— BEGIN EXTRACT PROVIDED —
Thanks for your interest in our library!

Could you tell us more about the way CUDA is "hidden" to Docker on your setup? We maintain a reference Docker image: https://hub.docker.com/r/getkeops/keops-full Which is documented here: https://github.com/getkeops/keops/blob/main/Dockerfile

(I will update it soon to catch up with the latest version of PyTorch.)

Install instructions and a typical use case (= rendering the www.kernel-operations.io website) are described here: http://kernel-operations.io/keops/python/installation.html#using-docker-or-singularity.

Best regards, Jean

HuuDatDo commented 1 year ago

Hi @jeanfeydy

Thank you so much for your reply!

According to my lab manager, I'm not allowed to run anything related to cuda because it would affect other users, the cuda folder is not visible to any docker, so in the path 'usr/local/' there is no cuda folder. I still can run nvidia-smi so it should exist. I will ask again if I can create a new docker based on the documentation.
— END EXTRACT PROVIDED —
— BEGIN RECORDS FOR THE EXERCISE —
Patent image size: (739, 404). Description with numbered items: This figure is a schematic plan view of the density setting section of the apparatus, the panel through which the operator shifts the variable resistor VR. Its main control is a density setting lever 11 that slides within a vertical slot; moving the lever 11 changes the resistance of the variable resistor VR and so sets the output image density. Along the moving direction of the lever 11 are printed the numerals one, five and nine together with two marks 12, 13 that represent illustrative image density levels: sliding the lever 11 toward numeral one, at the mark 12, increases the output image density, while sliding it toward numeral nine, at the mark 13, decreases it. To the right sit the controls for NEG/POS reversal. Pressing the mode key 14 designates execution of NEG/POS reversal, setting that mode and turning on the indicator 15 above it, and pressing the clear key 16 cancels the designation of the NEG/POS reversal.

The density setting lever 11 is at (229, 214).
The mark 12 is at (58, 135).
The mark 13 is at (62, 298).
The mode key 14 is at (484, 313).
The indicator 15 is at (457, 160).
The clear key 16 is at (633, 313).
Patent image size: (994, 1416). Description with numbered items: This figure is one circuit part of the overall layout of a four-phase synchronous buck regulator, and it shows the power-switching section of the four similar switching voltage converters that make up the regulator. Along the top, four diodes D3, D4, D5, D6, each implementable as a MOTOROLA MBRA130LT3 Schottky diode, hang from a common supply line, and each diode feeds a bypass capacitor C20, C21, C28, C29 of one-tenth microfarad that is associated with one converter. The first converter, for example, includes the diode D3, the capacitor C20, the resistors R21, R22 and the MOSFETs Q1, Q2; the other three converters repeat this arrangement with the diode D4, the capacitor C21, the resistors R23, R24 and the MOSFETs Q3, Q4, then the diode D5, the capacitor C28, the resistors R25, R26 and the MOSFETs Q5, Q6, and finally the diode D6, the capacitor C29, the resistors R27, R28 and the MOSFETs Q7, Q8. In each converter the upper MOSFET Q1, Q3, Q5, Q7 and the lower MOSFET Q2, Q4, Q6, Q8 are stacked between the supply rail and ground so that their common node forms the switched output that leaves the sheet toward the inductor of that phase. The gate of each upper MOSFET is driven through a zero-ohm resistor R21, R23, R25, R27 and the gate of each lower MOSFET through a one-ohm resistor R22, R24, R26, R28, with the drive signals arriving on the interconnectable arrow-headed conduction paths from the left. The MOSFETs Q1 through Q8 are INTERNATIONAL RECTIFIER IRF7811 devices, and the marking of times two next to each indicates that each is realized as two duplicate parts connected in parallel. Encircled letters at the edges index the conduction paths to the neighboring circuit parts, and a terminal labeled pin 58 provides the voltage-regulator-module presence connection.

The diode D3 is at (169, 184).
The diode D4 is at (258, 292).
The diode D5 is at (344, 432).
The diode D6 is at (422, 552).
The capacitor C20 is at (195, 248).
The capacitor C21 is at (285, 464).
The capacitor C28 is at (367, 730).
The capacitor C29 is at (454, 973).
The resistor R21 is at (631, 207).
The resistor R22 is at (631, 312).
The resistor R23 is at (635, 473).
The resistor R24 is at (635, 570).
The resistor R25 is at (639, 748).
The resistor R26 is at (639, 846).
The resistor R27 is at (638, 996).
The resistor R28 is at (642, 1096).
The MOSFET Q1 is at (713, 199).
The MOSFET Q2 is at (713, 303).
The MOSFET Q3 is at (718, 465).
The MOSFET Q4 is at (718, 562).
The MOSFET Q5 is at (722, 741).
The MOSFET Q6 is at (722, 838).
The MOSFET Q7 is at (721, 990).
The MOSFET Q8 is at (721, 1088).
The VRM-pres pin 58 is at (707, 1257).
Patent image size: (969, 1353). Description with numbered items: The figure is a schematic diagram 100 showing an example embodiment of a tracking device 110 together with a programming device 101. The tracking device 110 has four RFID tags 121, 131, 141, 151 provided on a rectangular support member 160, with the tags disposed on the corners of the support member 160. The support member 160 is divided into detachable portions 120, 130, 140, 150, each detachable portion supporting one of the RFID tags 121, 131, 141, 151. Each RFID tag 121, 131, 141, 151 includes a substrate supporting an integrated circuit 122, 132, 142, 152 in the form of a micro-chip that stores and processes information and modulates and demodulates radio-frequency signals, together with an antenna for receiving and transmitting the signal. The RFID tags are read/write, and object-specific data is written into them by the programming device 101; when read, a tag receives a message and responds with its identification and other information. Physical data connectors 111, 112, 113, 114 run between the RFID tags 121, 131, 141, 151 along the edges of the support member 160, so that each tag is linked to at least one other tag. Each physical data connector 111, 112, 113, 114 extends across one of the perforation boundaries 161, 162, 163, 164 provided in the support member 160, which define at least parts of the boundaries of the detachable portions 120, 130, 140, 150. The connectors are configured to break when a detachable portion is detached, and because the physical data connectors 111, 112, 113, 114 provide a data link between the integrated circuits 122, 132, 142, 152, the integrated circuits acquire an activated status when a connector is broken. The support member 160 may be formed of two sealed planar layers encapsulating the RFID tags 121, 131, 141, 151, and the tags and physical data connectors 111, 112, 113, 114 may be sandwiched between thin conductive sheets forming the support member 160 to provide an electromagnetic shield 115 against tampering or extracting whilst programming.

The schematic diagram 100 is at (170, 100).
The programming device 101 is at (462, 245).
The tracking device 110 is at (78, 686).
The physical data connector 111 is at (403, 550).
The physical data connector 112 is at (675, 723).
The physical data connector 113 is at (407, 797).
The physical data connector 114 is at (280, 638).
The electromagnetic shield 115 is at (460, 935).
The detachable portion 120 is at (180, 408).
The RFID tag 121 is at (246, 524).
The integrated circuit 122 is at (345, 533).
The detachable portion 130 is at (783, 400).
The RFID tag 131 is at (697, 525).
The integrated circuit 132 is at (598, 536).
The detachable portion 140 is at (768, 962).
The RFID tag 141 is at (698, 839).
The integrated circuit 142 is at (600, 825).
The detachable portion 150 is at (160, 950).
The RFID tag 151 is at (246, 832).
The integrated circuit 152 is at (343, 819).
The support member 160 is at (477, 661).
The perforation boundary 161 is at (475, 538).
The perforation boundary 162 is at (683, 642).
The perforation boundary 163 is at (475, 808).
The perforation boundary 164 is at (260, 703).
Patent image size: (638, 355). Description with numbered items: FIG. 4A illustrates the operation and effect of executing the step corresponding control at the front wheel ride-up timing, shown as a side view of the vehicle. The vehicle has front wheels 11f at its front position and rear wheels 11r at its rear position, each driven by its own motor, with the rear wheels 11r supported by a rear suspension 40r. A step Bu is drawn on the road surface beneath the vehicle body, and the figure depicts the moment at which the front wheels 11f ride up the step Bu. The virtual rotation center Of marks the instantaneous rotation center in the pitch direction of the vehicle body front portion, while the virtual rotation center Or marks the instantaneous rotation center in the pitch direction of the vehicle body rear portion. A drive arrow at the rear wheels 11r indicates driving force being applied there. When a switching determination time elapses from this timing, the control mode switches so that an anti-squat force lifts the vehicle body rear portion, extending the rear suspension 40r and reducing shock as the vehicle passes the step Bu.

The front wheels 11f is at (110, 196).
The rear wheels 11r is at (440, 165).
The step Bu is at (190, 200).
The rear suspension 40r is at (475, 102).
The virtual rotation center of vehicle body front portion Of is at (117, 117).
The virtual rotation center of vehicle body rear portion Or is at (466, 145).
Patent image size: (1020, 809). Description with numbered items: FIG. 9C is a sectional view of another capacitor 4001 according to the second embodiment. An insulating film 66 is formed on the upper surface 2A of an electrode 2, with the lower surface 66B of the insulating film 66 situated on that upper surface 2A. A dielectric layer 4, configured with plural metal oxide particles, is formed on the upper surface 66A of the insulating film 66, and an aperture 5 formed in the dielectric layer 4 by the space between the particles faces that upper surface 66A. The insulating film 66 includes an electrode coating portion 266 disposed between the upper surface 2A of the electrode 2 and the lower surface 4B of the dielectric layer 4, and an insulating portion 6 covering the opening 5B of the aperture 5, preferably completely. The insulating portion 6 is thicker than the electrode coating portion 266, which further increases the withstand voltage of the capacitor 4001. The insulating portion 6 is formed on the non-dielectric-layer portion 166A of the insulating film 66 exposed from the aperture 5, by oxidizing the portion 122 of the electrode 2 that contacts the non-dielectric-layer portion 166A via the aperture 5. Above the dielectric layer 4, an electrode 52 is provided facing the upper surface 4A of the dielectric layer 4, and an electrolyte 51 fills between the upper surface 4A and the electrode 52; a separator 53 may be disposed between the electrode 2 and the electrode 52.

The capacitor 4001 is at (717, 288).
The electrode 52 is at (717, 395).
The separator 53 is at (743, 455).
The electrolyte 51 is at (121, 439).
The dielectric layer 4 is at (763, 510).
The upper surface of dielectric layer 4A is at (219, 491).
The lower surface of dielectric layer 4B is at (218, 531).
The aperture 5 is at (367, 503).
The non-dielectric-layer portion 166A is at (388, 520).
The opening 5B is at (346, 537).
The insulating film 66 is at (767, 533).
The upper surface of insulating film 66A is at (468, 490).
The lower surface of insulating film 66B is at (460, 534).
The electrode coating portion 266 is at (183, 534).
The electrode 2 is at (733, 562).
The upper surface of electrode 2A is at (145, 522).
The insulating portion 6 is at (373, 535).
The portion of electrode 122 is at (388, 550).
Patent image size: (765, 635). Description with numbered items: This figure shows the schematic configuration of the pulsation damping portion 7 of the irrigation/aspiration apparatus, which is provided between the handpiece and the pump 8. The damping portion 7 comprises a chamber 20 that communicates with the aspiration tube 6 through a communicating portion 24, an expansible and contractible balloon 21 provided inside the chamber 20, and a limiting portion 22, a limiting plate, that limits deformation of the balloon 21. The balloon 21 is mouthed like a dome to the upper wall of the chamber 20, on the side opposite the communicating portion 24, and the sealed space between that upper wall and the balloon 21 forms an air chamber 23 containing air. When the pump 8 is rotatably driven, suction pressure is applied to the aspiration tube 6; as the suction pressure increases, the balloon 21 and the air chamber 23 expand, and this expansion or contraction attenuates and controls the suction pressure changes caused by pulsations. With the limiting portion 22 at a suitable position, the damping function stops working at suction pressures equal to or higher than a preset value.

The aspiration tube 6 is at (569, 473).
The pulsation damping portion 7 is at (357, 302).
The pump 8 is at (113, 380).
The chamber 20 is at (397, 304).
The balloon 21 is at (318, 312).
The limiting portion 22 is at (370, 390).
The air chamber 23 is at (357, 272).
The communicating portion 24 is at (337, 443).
— END RECORDS FOR THE EXERCISE —
- _REQUESTS_:
- a) Copy the records word for word, from their first line through the line that contains "The mode key 14 is at (484, 313).".
- b) Carry on the forum thread about getting CUDA to work inside Docker for the KeOps library, picking up after its last sentence.

- _ANSWERS IN ORDER_:
- a)
Patent image size: (739, 404). Description with numbered items: This figure is a schematic plan view of the density setting section of the apparatus, the panel through which the operator shifts the variable resistor VR. Its main control is a density setting lever 11 that slides within a vertical slot; moving the lever 11 changes the resistance of the variable resistor VR and so sets the output image density. Along the moving direction of the lever 11 are printed the numerals one, five and nine together with two marks 12, 13 that represent illustrative image density levels: sliding the lever 11 toward numeral one, at the mark 12, increases the output image density, while sliding it toward numeral nine, at the mark 13, decreases it. To the right sit the controls for NEG/POS reversal. Pressing the mode key 14 designates execution of NEG/POS reversal, setting that mode and turning on the indicator 15 above it, and pressing the clear key 16 cancels the designation of the NEG/POS reversal.

The density setting lever 11 is at (229, 214).
The mark 12 is at (58, 135).
The mark 13 is at (62, 298).
The mode key 14 is at (484, 313).

- b)
Best, Huu Dat

HuuDatDo commented 1 year ago

Hi @jeanfeydy

Thanks to your instructions, I could build a new container and define the cuda path. However, when I run pykeops.test_numpy_bindings(), I encountered this bug:

Traceback (most recent call last):
  File "test.py", line 10, in <module>
    pykeops.test_numpy_bindings()
  File "/opt/conda/envs/stsum/lib/python3.8/site-packages/pykeops/numpy/test_install.py", line 20, in test_numpy_bindings
    if np.allclose(my_conv(x, y).flatten(), expected_res):
  File "/opt/conda/envs/stsum/lib/python3.8/site-packages/pykeops/numpy/generic/generic_red.py", line 303, in __call__
    self.myconv = keops_binder["nvrtc" if tagCPUGPU else "cpp"](
  File "/opt/conda/envs/stsum/lib/python3.8/site-packages/keopscore/utils/Cache.py", line 68, in __call__
    obj = self.cls(*args)
  File "/opt/conda/envs/stsum/lib/python3.8/site-packages/pykeops/common/keops_io/LoadKeOps_nvrtc.py", line 15, in __init__
    super().__init__(*args, fast_init=fast_init)
  File "/opt/conda/envs/stsum/lib/python3.8/site-packages/pykeops/common/keops_io/LoadKeOps.py", line 31, in __init__
    self.init_phase2()
  File "/opt/conda/envs/stsum/lib/python3.8/site-packages/pykeops/common/keops_io/LoadKeOps_nvrtc.py", line 20, in init_phase2
    pykeops_nvrtc = importlib.import_module("pykeops_nvrtc")
  File "/opt/conda/envs/stsum/lib/python3.8/importlib/__init__.py", line 127, in import_module
    return _bootstrap._gcd_import(name[level:], package, level)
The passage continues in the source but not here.